■ **Dataset excerpts**:
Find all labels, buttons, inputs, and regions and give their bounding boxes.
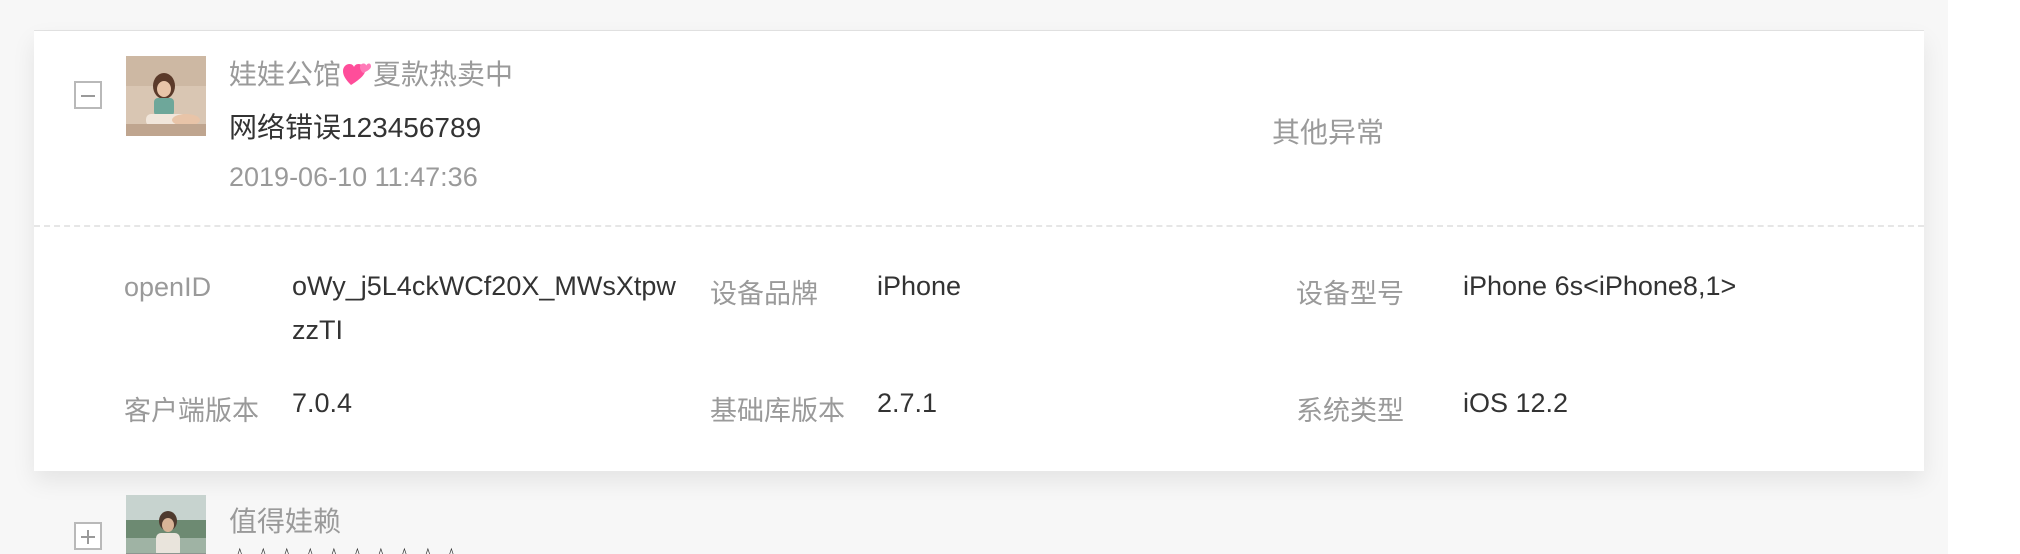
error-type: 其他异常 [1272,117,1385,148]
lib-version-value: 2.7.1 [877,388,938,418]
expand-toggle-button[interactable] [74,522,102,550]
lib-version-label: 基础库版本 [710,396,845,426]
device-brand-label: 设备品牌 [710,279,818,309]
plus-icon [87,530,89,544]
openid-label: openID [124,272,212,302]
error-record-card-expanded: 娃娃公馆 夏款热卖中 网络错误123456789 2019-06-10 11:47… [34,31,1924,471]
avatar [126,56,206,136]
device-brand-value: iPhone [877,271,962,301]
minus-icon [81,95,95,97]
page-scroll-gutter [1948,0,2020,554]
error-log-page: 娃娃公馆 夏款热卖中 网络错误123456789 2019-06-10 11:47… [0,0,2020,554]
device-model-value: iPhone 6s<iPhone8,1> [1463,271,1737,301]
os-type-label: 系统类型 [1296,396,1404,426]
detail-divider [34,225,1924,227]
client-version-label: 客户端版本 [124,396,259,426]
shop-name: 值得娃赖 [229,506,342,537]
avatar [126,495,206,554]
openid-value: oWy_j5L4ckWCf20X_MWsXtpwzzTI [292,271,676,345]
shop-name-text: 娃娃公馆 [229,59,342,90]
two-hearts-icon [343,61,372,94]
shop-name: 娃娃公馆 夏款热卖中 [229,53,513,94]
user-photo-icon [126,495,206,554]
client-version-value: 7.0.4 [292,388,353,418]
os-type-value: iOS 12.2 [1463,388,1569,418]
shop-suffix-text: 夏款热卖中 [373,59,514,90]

■ **What is required**:
Identify each line in the records above that contains the string "client", and copy those lines. Treat uppercase and lowercase letters as distinct.

■ **Result for this exercise**:
client-version-label: 客户端版本 [124,396,259,426]
client-version-value: 7.0.4 [292,388,353,418]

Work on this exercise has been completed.